[Figure record extracts]
%%
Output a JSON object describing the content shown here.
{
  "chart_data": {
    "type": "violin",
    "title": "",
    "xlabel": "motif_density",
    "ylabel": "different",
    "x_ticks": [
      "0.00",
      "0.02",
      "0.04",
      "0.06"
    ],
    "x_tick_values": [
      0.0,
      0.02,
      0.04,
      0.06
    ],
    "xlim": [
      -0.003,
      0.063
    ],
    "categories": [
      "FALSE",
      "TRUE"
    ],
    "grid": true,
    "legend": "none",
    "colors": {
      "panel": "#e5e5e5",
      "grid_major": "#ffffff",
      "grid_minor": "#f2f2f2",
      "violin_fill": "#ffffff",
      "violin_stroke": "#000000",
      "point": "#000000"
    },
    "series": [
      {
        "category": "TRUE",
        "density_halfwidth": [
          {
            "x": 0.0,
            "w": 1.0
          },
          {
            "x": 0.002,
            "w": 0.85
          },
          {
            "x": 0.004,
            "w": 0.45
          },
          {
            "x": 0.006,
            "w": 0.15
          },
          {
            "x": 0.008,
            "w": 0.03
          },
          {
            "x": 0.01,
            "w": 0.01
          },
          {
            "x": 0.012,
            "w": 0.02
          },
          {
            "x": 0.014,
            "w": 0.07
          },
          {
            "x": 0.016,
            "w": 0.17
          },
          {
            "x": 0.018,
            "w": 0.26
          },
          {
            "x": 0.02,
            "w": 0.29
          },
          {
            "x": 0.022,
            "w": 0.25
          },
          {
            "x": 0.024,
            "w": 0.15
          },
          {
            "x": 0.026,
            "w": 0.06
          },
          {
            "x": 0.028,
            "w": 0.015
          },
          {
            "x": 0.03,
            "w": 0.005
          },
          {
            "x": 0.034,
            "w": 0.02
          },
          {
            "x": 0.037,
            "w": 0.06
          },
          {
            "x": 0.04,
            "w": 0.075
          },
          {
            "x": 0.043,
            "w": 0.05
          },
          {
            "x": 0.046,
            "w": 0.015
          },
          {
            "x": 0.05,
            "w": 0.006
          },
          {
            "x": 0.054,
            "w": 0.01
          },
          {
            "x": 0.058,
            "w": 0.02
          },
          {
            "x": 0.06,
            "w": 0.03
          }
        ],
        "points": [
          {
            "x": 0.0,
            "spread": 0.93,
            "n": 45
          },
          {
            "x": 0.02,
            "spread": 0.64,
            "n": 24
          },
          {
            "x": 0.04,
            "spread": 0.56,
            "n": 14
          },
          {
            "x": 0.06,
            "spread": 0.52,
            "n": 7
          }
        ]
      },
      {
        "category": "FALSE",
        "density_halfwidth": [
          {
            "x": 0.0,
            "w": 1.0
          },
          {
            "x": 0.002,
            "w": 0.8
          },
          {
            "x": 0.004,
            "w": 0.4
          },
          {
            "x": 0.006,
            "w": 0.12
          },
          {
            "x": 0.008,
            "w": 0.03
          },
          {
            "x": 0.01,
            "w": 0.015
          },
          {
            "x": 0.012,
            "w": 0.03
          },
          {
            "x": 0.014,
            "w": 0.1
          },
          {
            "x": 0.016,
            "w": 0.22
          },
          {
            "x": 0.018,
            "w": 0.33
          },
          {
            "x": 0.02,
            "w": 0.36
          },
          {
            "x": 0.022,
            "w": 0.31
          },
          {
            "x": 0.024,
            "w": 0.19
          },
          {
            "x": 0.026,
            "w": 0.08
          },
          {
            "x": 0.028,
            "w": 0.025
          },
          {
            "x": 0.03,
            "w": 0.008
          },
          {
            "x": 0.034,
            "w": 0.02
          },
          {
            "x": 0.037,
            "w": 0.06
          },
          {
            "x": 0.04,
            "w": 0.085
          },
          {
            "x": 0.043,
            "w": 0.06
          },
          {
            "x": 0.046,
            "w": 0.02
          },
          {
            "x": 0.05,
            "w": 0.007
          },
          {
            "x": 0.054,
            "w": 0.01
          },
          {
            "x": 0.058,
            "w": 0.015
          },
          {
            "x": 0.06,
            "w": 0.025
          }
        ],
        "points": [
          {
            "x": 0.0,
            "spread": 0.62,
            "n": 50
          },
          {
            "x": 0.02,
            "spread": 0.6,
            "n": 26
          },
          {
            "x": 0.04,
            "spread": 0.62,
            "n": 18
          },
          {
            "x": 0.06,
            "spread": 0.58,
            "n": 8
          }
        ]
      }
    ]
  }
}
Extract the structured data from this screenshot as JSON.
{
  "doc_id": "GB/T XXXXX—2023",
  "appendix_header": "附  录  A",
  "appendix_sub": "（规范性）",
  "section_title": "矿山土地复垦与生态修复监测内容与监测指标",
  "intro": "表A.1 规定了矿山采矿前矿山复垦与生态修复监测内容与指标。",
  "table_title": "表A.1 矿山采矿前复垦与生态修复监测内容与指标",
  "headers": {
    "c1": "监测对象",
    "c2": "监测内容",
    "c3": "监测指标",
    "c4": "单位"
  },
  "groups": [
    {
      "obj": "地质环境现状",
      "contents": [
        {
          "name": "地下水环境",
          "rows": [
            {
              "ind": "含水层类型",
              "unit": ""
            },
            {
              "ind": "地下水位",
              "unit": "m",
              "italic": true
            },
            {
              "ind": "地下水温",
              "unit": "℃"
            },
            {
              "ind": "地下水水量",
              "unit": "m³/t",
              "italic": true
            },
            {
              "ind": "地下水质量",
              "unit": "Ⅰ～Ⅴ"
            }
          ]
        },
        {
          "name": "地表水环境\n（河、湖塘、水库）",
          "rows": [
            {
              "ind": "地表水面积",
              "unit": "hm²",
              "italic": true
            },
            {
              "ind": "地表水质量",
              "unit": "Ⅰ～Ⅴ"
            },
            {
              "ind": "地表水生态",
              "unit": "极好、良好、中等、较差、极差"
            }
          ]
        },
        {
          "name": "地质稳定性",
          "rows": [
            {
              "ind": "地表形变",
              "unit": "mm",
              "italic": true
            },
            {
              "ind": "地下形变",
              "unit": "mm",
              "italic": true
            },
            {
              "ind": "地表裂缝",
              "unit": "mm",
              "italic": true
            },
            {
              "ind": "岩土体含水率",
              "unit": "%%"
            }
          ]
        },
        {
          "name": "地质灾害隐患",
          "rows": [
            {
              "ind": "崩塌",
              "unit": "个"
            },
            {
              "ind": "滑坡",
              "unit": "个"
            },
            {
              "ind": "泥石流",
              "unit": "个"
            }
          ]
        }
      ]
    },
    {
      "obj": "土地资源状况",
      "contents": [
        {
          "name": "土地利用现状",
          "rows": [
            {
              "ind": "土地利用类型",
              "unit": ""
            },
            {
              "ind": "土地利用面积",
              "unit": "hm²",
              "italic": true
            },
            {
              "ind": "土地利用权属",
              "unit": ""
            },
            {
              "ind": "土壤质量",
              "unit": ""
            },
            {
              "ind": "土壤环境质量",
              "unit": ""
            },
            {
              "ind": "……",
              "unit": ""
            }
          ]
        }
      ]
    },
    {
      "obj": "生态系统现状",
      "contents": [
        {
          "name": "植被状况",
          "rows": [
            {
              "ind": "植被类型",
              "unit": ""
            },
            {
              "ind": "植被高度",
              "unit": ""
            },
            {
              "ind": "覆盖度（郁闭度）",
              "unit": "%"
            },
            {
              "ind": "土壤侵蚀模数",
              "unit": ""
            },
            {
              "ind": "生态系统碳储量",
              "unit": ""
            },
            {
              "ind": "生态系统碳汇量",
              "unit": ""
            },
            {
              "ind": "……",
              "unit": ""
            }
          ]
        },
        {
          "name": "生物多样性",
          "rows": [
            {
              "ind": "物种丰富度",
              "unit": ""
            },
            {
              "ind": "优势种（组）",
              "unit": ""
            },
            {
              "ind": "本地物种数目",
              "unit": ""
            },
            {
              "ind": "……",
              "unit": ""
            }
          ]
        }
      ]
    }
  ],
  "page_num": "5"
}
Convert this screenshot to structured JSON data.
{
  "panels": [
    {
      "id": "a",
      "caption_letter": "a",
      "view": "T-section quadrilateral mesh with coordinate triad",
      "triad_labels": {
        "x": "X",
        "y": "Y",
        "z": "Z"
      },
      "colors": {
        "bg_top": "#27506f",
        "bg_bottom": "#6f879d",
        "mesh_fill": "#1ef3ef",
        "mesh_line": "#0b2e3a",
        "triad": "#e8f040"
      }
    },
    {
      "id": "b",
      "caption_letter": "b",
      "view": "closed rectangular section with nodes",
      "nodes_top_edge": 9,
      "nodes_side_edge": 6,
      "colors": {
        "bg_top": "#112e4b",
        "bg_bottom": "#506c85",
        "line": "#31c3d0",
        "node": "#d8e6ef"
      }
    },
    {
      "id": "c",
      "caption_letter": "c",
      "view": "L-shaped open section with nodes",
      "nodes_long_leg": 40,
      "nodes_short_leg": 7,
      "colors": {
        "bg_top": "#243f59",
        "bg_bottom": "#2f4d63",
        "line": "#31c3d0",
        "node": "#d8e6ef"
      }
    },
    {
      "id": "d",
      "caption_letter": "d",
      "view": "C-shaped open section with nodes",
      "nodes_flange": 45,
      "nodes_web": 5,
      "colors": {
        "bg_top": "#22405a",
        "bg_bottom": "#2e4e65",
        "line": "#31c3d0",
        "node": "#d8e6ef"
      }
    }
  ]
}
%%
## DIRECTIONS FOR THIS TASK:
Pick out the lines above containing the word "ffffff", then copy them.

## THE OUTPUT:
      "grid_major": "#ffffff",
      "violin_fill": "#ffffff",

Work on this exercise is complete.